What this task involves — Every line of the records must be repeated exactly; pictures stay out.

>> START Listing

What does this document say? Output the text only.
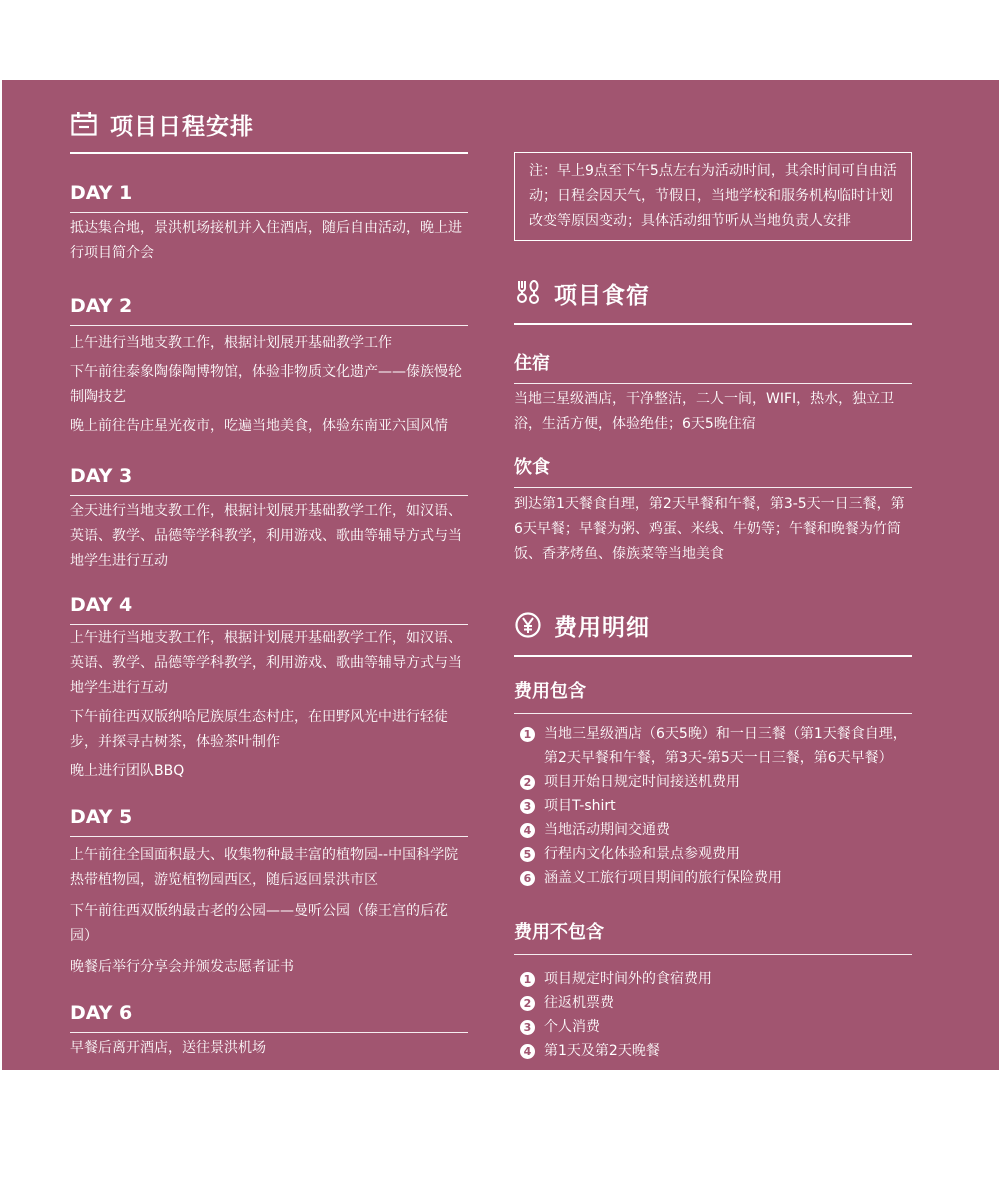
项目日程安排
DAY 1

抵达集合地，景洪机场接机并入住酒店，随后自由活动，晚上进行项目简介会

DAY 2

上午进行当地支教工作，根据计划展开基础教学工作

下午前往泰象陶傣陶博物馆，体验非物质文化遗产——傣族慢轮制陶技艺

晚上前往告庄星光夜市，吃遍当地美食，体验东南亚六国风情

DAY 3

全天进行当地支教工作，根据计划展开基础教学工作，如汉语、英语、教学、品德等学科教学，利用游戏、歌曲等辅导方式与当地学生进行互动

DAY 4

上午进行当地支教工作，根据计划展开基础教学工作，如汉语、英语、教学、品德等学科教学，利用游戏、歌曲等辅导方式与当地学生进行互动

下午前往西双版纳哈尼族原生态村庄，在田野风光中进行轻徒步，并探寻古树茶，体验茶叶制作

晚上进行团队BBQ

DAY 5

上午前往全国面积最大、收集物种最丰富的植物园--中国科学院热带植物园，游览植物园西区，随后返回景洪市区

下午前往西双版纳最古老的公园——曼听公园（傣王宫的后花园）

晚餐后举行分享会并颁发志愿者证书

DAY 6

早餐后离开酒店，送往景洪机场

注：早上9点至下午5点左右为活动时间，其余时间可自由活动；日程会因天气，节假日，当地学校和服务机构临时计划改变等原因变动；具体活动细节听从当地负责人安排
项目食宿
住宿

当地三星级酒店，干净整洁，二人一间，WIFI，热水，独立卫浴，生活方便，体验绝佳；6天5晚住宿

饮食

到达第1天餐食自理，第2天早餐和午餐，第3-5天一日三餐，第6天早餐；早餐为粥、鸡蛋、米线、牛奶等；午餐和晚餐为竹筒饭、香茅烤鱼、傣族菜等当地美食

费用明细
费用包含
1 当地三星级酒店（6天5晚）和一日三餐（第1天餐食自理，第2天早餐和午餐，第3天-第5天一日三餐，第6天早餐）
2 项目开始日规定时间接送机费用
3 项目T-shirt
4 当地活动期间交通费
5 行程内文化体验和景点参观费用
6 涵盖义工旅行项目期间的旅行保险费用
费用不包含
1 项目规定时间外的食宿费用
2 往返机票费
3 个人消费
4 第1天及第2天晚餐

>> END Listing

Exercise result —
What does this document say? Output the text only.
项目日程安排
DAY 1

抵达集合地，景洪机场接机并入住酒店，随后自由活动，晚上进行项目简介会

DAY 2

上午进行当地支教工作，根据计划展开基础教学工作

下午前往泰象陶傣陶博物馆，体验非物质文化遗产——傣族慢轮制陶技艺

晚上前往告庄星光夜市，吃遍当地美食，体验东南亚六国风情

DAY 3

全天进行当地支教工作，根据计划展开基础教学工作，如汉语、英语、教学、品德等学科教学，利用游戏、歌曲等辅导方式与当地学生进行互动

DAY 4

上午进行当地支教工作，根据计划展开基础教学工作，如汉语、英语、教学、品德等学科教学，利用游戏、歌曲等辅导方式与当地学生进行互动

下午前往西双版纳哈尼族原生态村庄，在田野风光中进行轻徒步，并探寻古树茶，体验茶叶制作

晚上进行团队BBQ

DAY 5

上午前往全国面积最大、收集物种最丰富的植物园--中国科学院热带植物园，游览植物园西区，随后返回景洪市区

下午前往西双版纳最古老的公园——曼听公园（傣王宫的后花园）

晚餐后举行分享会并颁发志愿者证书

DAY 6

早餐后离开酒店，送往景洪机场

注：早上9点至下午5点左右为活动时间，其余时间可自由活动；日程会因天气，节假日，当地学校和服务机构临时计划改变等原因变动；具体活动细节听从当地负责人安排
项目食宿
住宿

当地三星级酒店，干净整洁，二人一间，WIFI，热水，独立卫浴，生活方便，体验绝佳；6天5晚住宿

饮食

到达第1天餐食自理，第2天早餐和午餐，第3-5天一日三餐，第6天早餐；早餐为粥、鸡蛋、米线、牛奶等；午餐和晚餐为竹筒饭、香茅烤鱼、傣族菜等当地美食

费用明细
费用包含
1 当地三星级酒店（6天5晚）和一日三餐（第1天餐食自理，第2天早餐和午餐，第3天-第5天一日三餐，第6天早餐）
2 项目开始日规定时间接送机费用
3 项目T-shirt
4 当地活动期间交通费
5 行程内文化体验和景点参观费用
6 涵盖义工旅行项目期间的旅行保险费用
费用不包含
1 项目规定时间外的食宿费用
2 往返机票费
3 个人消费
4 第1天及第2天晚餐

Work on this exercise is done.